(Data records)
■ ■ ■

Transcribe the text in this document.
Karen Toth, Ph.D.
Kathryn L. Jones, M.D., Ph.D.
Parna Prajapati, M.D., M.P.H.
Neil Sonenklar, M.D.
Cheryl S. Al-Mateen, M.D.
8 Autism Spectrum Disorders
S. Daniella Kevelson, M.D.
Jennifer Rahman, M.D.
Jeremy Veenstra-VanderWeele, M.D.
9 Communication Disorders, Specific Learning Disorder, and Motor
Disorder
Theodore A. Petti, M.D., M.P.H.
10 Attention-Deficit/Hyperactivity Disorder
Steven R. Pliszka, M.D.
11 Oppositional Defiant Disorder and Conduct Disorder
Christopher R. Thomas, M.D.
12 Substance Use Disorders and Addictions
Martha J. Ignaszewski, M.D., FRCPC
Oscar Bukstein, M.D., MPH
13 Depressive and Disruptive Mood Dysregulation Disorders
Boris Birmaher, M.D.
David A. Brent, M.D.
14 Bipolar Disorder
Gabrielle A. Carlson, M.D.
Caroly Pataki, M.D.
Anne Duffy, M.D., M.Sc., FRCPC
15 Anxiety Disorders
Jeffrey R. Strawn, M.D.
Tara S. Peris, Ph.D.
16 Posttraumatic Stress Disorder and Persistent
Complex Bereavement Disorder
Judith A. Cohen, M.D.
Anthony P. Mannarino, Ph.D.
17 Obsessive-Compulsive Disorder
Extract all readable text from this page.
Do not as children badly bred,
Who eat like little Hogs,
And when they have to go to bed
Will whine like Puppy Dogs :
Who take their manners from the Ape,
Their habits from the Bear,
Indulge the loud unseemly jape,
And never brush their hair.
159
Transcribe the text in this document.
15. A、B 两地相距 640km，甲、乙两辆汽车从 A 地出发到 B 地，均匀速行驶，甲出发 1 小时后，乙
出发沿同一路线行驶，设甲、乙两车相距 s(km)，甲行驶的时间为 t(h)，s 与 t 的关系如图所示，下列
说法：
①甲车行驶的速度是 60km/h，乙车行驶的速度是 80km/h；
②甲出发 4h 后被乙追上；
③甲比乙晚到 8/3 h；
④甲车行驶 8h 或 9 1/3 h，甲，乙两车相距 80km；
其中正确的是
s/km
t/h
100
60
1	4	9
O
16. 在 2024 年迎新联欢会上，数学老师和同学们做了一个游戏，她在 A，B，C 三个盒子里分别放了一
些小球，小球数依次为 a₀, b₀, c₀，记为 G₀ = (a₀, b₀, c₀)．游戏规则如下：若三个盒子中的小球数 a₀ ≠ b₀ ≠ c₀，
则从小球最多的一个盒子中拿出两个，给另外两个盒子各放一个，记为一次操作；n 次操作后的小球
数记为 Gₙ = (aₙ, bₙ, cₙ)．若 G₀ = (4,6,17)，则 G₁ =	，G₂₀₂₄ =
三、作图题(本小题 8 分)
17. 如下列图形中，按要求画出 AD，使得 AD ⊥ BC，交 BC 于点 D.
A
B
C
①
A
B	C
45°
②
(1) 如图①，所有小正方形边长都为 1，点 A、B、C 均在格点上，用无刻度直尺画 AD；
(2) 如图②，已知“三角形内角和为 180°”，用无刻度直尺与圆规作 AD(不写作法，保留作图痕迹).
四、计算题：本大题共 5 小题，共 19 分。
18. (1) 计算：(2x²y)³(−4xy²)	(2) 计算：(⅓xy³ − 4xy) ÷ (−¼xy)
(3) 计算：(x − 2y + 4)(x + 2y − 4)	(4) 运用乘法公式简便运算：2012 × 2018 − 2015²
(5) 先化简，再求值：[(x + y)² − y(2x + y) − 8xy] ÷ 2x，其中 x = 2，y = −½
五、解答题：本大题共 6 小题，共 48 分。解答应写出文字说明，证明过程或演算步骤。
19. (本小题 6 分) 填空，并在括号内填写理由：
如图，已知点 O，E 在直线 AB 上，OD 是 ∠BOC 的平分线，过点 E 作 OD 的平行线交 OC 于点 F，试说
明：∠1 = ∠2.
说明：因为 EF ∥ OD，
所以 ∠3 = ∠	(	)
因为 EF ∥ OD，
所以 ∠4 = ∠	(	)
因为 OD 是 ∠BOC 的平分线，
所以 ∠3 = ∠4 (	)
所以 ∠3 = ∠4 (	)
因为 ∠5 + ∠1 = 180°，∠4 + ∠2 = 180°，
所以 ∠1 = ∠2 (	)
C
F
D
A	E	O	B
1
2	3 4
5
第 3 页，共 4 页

■ ■ ■

WHAT YOU SHOULD DO = Your task is to transcribe the listing above in full, exactly as given.

RESPONSE BELOW =
Transcribe the text in this document.
Karen Toth, Ph.D.
Kathryn L. Jones, M.D., Ph.D.
Parna Prajapati, M.D., M.P.H.
Neil Sonenklar, M.D.
Cheryl S. Al-Mateen, M.D.
8 Autism Spectrum Disorders
S. Daniella Kevelson, M.D.
Jennifer Rahman, M.D.
Jeremy Veenstra-VanderWeele, M.D.
9 Communication Disorders, Specific Learning Disorder, and Motor
Disorder
Theodore A. Petti, M.D., M.P.H.
10 Attention-Deficit/Hyperactivity Disorder
Steven R. Pliszka, M.D.
11 Oppositional Defiant Disorder and Conduct Disorder
Christopher R. Thomas, M.D.
12 Substance Use Disorders and Addictions
Martha J. Ignaszewski, M.D., FRCPC
Oscar Bukstein, M.D., MPH
13 Depressive and Disruptive Mood Dysregulation Disorders
Boris Birmaher, M.D.
David A. Brent, M.D.
14 Bipolar Disorder
Gabrielle A. Carlson, M.D.
Caroly Pataki, M.D.
Anne Duffy, M.D., M.Sc., FRCPC
15 Anxiety Disorders
Jeffrey R. Strawn, M.D.
Tara S. Peris, Ph.D.
16 Posttraumatic Stress Disorder and Persistent
Complex Bereavement Disorder
Judith A. Cohen, M.D.
Anthony P. Mannarino, Ph.D.
17 Obsessive-Compulsive Disorder
Extract all readable text from this page.
Do not as children badly bred,
Who eat like little Hogs,
And when they have to go to bed
Will whine like Puppy Dogs :
Who take their manners from the Ape,
Their habits from the Bear,
Indulge the loud unseemly jape,
And never brush their hair.
159
Transcribe the text in this document.
15. A、B 两地相距 640km，甲、乙两辆汽车从 A 地出发到 B 地，均匀速行驶，甲出发 1 小时后，乙
出发沿同一路线行驶，设甲、乙两车相距 s(km)，甲行驶的时间为 t(h)，s 与 t 的关系如图所示，下列
说法：
①甲车行驶的速度是 60km/h，乙车行驶的速度是 80km/h；
②甲出发 4h 后被乙追上；
③甲比乙晚到 8/3 h；
④甲车行驶 8h 或 9 1/3 h，甲，乙两车相距 80km；
其中正确的是
s/km
t/h
100
60
1	4	9
O
16. 在 2024 年迎新联欢会上，数学老师和同学们做了一个游戏，她在 A，B，C 三个盒子里分别放了一
些小球，小球数依次为 a₀, b₀, c₀，记为 G₀ = (a₀, b₀, c₀)．游戏规则如下：若三个盒子中的小球数 a₀ ≠ b₀ ≠ c₀，
则从小球最多的一个盒子中拿出两个，给另外两个盒子各放一个，记为一次操作；n 次操作后的小球
数记为 Gₙ = (aₙ, bₙ, cₙ)．若 G₀ = (4,6,17)，则 G₁ =	，G₂₀₂₄ =
三、作图题(本小题 8 分)
17. 如下列图形中，按要求画出 AD，使得 AD ⊥ BC，交 BC 于点 D.
A
B
C
①
A
B	C
45°
②
(1) 如图①，所有小正方形边长都为 1，点 A、B、C 均在格点上，用无刻度直尺画 AD；
(2) 如图②，已知“三角形内角和为 180°”，用无刻度直尺与圆规作 AD(不写作法，保留作图痕迹).
四、计算题：本大题共 5 小题，共 19 分。
18. (1) 计算：(2x²y)³(−4xy²)	(2) 计算：(⅓xy³ − 4xy) ÷ (−¼xy)
(3) 计算：(x − 2y + 4)(x + 2y − 4)	(4) 运用乘法公式简便运算：2012 × 2018 − 2015²
(5) 先化简，再求值：[(x + y)² − y(2x + y) − 8xy] ÷ 2x，其中 x = 2，y = −½
五、解答题：本大题共 6 小题，共 48 分。解答应写出文字说明，证明过程或演算步骤。
19. (本小题 6 分) 填空，并在括号内填写理由：
如图，已知点 O，E 在直线 AB 上，OD 是 ∠BOC 的平分线，过点 E 作 OD 的平行线交 OC 于点 F，试说
明：∠1 = ∠2.
说明：因为 EF ∥ OD，
所以 ∠3 = ∠	(	)
因为 EF ∥ OD，
所以 ∠4 = ∠	(	)
因为 OD 是 ∠BOC 的平分线，
所以 ∠3 = ∠4 (	)
所以 ∠3 = ∠4 (	)
因为 ∠5 + ∠1 = 180°，∠4 + ∠2 = 180°，
所以 ∠1 = ∠2 (	)
C
F
D
A	E	O	B
1
2	3 4
5
第 3 页，共 4 页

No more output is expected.